▶ **Short problem**
Repeat every line of the material, character for character.
>>>
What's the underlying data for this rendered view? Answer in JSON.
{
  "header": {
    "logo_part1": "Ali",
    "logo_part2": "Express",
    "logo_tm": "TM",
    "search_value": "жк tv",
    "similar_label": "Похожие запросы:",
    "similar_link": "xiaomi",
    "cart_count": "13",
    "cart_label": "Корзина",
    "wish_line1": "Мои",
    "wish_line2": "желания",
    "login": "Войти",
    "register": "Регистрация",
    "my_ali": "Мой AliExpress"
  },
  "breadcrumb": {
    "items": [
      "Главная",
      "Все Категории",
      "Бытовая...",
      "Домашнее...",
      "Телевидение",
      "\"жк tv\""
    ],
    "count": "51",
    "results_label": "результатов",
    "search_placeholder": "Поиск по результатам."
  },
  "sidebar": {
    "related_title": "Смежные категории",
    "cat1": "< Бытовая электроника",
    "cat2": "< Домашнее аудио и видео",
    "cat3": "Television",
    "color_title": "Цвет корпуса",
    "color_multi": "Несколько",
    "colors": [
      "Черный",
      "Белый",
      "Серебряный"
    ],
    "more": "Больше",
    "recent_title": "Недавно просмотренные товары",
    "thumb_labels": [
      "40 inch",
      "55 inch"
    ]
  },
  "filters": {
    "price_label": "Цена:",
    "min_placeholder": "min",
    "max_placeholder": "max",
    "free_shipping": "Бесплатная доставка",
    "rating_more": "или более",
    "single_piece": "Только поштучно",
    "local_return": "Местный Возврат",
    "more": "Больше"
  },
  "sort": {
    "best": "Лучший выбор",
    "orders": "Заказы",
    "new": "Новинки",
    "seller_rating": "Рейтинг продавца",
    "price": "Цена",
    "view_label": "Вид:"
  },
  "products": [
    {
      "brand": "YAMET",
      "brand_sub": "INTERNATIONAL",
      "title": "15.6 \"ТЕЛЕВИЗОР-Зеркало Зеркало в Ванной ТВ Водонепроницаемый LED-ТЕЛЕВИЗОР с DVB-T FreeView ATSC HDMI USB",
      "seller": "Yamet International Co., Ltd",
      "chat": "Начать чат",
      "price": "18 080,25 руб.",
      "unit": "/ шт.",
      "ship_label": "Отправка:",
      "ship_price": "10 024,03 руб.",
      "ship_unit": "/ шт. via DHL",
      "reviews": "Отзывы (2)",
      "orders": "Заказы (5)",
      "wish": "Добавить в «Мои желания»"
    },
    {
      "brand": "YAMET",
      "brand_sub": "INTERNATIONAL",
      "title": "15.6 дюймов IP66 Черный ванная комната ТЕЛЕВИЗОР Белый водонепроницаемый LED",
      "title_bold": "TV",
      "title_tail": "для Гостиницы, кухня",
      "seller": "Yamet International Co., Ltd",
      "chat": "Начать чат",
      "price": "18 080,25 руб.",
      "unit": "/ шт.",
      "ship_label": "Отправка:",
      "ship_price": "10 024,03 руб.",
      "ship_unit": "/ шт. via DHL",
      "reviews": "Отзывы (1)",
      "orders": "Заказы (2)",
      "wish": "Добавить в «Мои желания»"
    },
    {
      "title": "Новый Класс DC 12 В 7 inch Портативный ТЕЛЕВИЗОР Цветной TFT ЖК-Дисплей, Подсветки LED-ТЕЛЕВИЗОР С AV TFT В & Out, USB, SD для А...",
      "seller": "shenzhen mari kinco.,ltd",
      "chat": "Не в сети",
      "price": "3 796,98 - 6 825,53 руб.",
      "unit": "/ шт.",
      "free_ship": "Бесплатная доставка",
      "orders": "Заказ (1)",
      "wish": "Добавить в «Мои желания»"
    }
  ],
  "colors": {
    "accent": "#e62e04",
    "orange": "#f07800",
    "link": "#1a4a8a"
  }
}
<<<
▶ **Solution below**
What's the underlying data for this rendered view? Answer in JSON.
{
  "header": {
    "logo_part1": "Ali",
    "logo_part2": "Express",
    "logo_tm": "TM",
    "search_value": "жк tv",
    "similar_label": "Похожие запросы:",
    "similar_link": "xiaomi",
    "cart_count": "13",
    "cart_label": "Корзина",
    "wish_line1": "Мои",
    "wish_line2": "желания",
    "login": "Войти",
    "register": "Регистрация",
    "my_ali": "Мой AliExpress"
  },
  "breadcrumb": {
    "items": [
      "Главная",
      "Все Категории",
      "Бытовая...",
      "Домашнее...",
      "Телевидение",
      "\"жк tv\""
    ],
    "count": "51",
    "results_label": "результатов",
    "search_placeholder": "Поиск по результатам."
  },
  "sidebar": {
    "related_title": "Смежные категории",
    "cat1": "< Бытовая электроника",
    "cat2": "< Домашнее аудио и видео",
    "cat3": "Television",
    "color_title": "Цвет корпуса",
    "color_multi": "Несколько",
    "colors": [
      "Черный",
      "Белый",
      "Серебряный"
    ],
    "more": "Больше",
    "recent_title": "Недавно просмотренные товары",
    "thumb_labels": [
      "40 inch",
      "55 inch"
    ]
  },
  "filters": {
    "price_label": "Цена:",
    "min_placeholder": "min",
    "max_placeholder": "max",
    "free_shipping": "Бесплатная доставка",
    "rating_more": "или более",
    "single_piece": "Только поштучно",
    "local_return": "Местный Возврат",
    "more": "Больше"
  },
  "sort": {
    "best": "Лучший выбор",
    "orders": "Заказы",
    "new": "Новинки",
    "seller_rating": "Рейтинг продавца",
    "price": "Цена",
    "view_label": "Вид:"
  },
  "products": [
    {
      "brand": "YAMET",
      "brand_sub": "INTERNATIONAL",
      "title": "15.6 \"ТЕЛЕВИЗОР-Зеркало Зеркало в Ванной ТВ Водонепроницаемый LED-ТЕЛЕВИЗОР с DVB-T FreeView ATSC HDMI USB",
      "seller": "Yamet International Co., Ltd",
      "chat": "Начать чат",
      "price": "18 080,25 руб.",
      "unit": "/ шт.",
      "ship_label": "Отправка:",
      "ship_price": "10 024,03 руб.",
      "ship_unit": "/ шт. via DHL",
      "reviews": "Отзывы (2)",
      "orders": "Заказы (5)",
      "wish": "Добавить в «Мои желания»"
    },
    {
      "brand": "YAMET",
      "brand_sub": "INTERNATIONAL",
      "title": "15.6 дюймов IP66 Черный ванная комната ТЕЛЕВИЗОР Белый водонепроницаемый LED",
      "title_bold": "TV",
      "title_tail": "для Гостиницы, кухня",
      "seller": "Yamet International Co., Ltd",
      "chat": "Начать чат",
      "price": "18 080,25 руб.",
      "unit": "/ шт.",
      "ship_label": "Отправка:",
      "ship_price": "10 024,03 руб.",
      "ship_unit": "/ шт. via DHL",
      "reviews": "Отзывы (1)",
      "orders": "Заказы (2)",
      "wish": "Добавить в «Мои желания»"
    },
    {
      "title": "Новый Класс DC 12 В 7 inch Портативный ТЕЛЕВИЗОР Цветной TFT ЖК-Дисплей, Подсветки LED-ТЕЛЕВИЗОР С AV TFT В & Out, USB, SD для А...",
      "seller": "shenzhen mari kinco.,ltd",
      "chat": "Не в сети",
      "price": "3 796,98 - 6 825,53 руб.",
      "unit": "/ шт.",
      "free_ship": "Бесплатная доставка",
      "orders": "Заказ (1)",
      "wish": "Добавить в «Мои желания»"
    }
  ],
  "colors": {
    "accent": "#e62e04",
    "orange": "#f07800",
    "link": "#1a4a8a"
  }
}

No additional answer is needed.